Stored entries:
● ● ● ● ● ● ●
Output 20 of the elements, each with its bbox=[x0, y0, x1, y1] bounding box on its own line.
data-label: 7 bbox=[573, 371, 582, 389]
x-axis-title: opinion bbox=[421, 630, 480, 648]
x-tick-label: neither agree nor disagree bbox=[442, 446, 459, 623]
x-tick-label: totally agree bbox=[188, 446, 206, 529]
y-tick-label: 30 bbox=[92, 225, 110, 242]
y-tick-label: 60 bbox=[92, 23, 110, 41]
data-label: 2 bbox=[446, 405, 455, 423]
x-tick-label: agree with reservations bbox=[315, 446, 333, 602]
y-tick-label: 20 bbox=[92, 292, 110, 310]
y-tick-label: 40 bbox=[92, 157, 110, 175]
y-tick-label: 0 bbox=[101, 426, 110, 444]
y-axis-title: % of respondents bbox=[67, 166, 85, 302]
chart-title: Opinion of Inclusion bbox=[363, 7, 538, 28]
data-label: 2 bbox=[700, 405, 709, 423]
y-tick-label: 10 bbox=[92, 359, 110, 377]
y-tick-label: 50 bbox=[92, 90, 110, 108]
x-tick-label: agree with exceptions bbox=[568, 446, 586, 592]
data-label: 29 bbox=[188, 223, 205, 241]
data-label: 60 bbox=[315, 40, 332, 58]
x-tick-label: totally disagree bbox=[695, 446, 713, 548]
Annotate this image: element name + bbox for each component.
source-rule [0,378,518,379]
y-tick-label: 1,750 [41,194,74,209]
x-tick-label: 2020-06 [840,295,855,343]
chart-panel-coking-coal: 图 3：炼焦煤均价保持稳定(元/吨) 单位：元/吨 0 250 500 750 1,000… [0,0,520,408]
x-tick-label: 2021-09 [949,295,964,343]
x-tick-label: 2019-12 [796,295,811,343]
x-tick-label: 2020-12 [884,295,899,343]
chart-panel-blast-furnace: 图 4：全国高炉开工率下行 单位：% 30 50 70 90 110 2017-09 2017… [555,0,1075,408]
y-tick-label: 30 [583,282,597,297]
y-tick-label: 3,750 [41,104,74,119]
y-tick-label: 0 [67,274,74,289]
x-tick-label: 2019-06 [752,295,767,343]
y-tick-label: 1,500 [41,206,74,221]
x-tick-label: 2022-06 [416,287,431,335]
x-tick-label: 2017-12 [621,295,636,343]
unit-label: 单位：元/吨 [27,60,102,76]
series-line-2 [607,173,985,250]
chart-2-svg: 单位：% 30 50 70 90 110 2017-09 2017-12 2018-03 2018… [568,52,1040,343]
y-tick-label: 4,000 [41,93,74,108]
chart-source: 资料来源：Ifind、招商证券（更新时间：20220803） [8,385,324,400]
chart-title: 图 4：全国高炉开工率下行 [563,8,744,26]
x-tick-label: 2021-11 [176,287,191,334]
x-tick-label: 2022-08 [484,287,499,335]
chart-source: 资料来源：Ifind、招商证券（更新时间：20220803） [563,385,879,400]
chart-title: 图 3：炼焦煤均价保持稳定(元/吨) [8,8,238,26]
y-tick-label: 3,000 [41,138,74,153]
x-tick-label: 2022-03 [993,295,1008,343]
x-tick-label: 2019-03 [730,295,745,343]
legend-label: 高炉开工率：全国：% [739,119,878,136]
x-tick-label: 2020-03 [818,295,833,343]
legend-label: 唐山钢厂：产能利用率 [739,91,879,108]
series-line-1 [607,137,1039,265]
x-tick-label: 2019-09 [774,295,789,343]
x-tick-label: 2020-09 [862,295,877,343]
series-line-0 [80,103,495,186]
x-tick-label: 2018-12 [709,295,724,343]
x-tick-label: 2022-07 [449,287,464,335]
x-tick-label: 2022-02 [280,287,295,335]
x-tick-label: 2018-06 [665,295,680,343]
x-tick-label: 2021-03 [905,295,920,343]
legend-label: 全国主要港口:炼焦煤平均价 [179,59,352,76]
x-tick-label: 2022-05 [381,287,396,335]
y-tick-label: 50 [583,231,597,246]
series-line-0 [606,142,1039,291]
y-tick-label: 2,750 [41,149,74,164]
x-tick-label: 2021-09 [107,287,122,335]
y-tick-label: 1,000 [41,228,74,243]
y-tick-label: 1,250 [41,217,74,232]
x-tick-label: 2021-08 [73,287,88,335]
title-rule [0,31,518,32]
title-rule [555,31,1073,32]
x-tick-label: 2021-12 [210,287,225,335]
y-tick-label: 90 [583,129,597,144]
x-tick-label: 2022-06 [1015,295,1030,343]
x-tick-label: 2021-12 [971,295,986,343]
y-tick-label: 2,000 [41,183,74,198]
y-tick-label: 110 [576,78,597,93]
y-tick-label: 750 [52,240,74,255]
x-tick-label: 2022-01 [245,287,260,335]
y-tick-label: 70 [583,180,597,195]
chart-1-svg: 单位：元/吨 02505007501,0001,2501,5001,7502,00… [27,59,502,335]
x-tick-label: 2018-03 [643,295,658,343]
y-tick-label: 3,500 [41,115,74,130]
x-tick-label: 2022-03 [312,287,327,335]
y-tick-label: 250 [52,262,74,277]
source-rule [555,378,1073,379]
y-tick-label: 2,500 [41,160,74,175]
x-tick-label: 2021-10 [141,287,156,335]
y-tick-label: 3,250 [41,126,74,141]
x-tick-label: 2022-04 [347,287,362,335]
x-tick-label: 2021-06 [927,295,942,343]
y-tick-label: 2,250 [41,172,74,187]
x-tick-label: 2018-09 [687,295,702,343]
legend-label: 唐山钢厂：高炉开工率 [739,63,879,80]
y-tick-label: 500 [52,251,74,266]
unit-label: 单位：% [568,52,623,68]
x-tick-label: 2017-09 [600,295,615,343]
● ● ● ● ● ● ●
_Your task_. Quote every line of the records above word for word, leaving nothing out and changing nothing.

_Task output_.
Output 20 of the elements, each with its bbox=[x0, y0, x1, y1] bounding box on its own line.
data-label: 7 bbox=[573, 371, 582, 389]
x-axis-title: opinion bbox=[421, 630, 480, 648]
x-tick-label: neither agree nor disagree bbox=[442, 446, 459, 623]
x-tick-label: totally agree bbox=[188, 446, 206, 529]
y-tick-label: 30 bbox=[92, 225, 110, 242]
y-tick-label: 60 bbox=[92, 23, 110, 41]
data-label: 2 bbox=[446, 405, 455, 423]
x-tick-label: agree with reservations bbox=[315, 446, 333, 602]
y-tick-label: 20 bbox=[92, 292, 110, 310]
y-tick-label: 40 bbox=[92, 157, 110, 175]
y-tick-label: 0 bbox=[101, 426, 110, 444]
y-axis-title: % of respondents bbox=[67, 166, 85, 302]
chart-title: Opinion of Inclusion bbox=[363, 7, 538, 28]
data-label: 2 bbox=[700, 405, 709, 423]
y-tick-label: 10 bbox=[92, 359, 110, 377]
y-tick-label: 50 bbox=[92, 90, 110, 108]
x-tick-label: agree with exceptions bbox=[568, 446, 586, 592]
data-label: 29 bbox=[188, 223, 205, 241]
data-label: 60 bbox=[315, 40, 332, 58]
x-tick-label: totally disagree bbox=[695, 446, 713, 548]
Annotate this image: element name + bbox for each component.
source-rule [0,378,518,379]
y-tick-label: 1,750 [41,194,74,209]
x-tick-label: 2020-06 [840,295,855,343]
chart-panel-coking-coal: 图 3：炼焦煤均价保持稳定(元/吨) 单位：元/吨 0 250 500 750 1,000… [0,0,520,408]
x-tick-label: 2021-09 [949,295,964,343]
x-tick-label: 2019-12 [796,295,811,343]
x-tick-label: 2020-12 [884,295,899,343]
chart-panel-blast-furnace: 图 4：全国高炉开工率下行 单位：% 30 50 70 90 110 2017-09 2017… [555,0,1075,408]
y-tick-label: 30 [583,282,597,297]
y-tick-label: 3,750 [41,104,74,119]
y-tick-label: 0 [67,274,74,289]
x-tick-label: 2019-06 [752,295,767,343]
y-tick-label: 1,500 [41,206,74,221]
x-tick-label: 2022-06 [416,287,431,335]
x-tick-label: 2017-12 [621,295,636,343]
unit-label: 单位：元/吨 [27,60,102,76]
series-line-2 [607,173,985,250]
chart-2-svg: 单位：% 30 50 70 90 110 2017-09 2017-12 2018-03 2018… [568,52,1040,343]
y-tick-label: 4,000 [41,93,74,108]
chart-source: 资料来源：Ifind、招商证券（更新时间：20220803） [8,385,324,400]
chart-title: 图 4：全国高炉开工率下行 [563,8,744,26]
x-tick-label: 2021-11 [176,287,191,334]
x-tick-label: 2022-08 [484,287,499,335]
chart-source: 资料来源：Ifind、招商证券（更新时间：20220803） [563,385,879,400]
chart-title: 图 3：炼焦煤均价保持稳定(元/吨) [8,8,238,26]
y-tick-label: 3,000 [41,138,74,153]
x-tick-label: 2022-03 [993,295,1008,343]
x-tick-label: 2019-03 [730,295,745,343]
legend-label: 高炉开工率：全国：% [739,119,878,136]
x-tick-label: 2020-03 [818,295,833,343]
legend-label: 唐山钢厂：产能利用率 [739,91,879,108]
series-line-1 [607,137,1039,265]
x-tick-label: 2019-09 [774,295,789,343]
x-tick-label: 2020-09 [862,295,877,343]
series-line-0 [80,103,495,186]
x-tick-label: 2018-12 [709,295,724,343]
x-tick-label: 2022-07 [449,287,464,335]
x-tick-label: 2022-02 [280,287,295,335]
x-tick-label: 2018-06 [665,295,680,343]
x-tick-label: 2021-03 [905,295,920,343]
legend-label: 全国主要港口:炼焦煤平均价 [179,59,352,76]
x-tick-label: 2022-05 [381,287,396,335]
y-tick-label: 50 [583,231,597,246]
series-line-0 [606,142,1039,291]
y-tick-label: 2,750 [41,149,74,164]
x-tick-label: 2021-09 [107,287,122,335]
y-tick-label: 1,000 [41,228,74,243]
y-tick-label: 1,250 [41,217,74,232]
x-tick-label: 2021-08 [73,287,88,335]
title-rule [0,31,518,32]
title-rule [555,31,1073,32]
x-tick-label: 2021-12 [210,287,225,335]
y-tick-label: 90 [583,129,597,144]
x-tick-label: 2022-06 [1015,295,1030,343]
x-tick-label: 2021-12 [971,295,986,343]
y-tick-label: 2,000 [41,183,74,198]
y-tick-label: 110 [576,78,597,93]
y-tick-label: 750 [52,240,74,255]
x-tick-label: 2022-01 [245,287,260,335]
y-tick-label: 70 [583,180,597,195]
chart-1-svg: 单位：元/吨 02505007501,0001,2501,5001,7502,00… [27,59,502,335]
x-tick-label: 2018-03 [643,295,658,343]
y-tick-label: 3,500 [41,115,74,130]
x-tick-label: 2022-03 [312,287,327,335]
y-tick-label: 250 [52,262,74,277]
source-rule [555,378,1073,379]
y-tick-label: 2,500 [41,160,74,175]
x-tick-label: 2021-10 [141,287,156,335]
y-tick-label: 3,250 [41,126,74,141]
x-tick-label: 2022-04 [347,287,362,335]
x-tick-label: 2021-06 [927,295,942,343]
y-tick-label: 2,250 [41,172,74,187]
x-tick-label: 2018-09 [687,295,702,343]
legend-label: 唐山钢厂：高炉开工率 [739,63,879,80]
y-tick-label: 500 [52,251,74,266]
unit-label: 单位：% [568,52,623,68]
x-tick-label: 2017-09 [600,295,615,343]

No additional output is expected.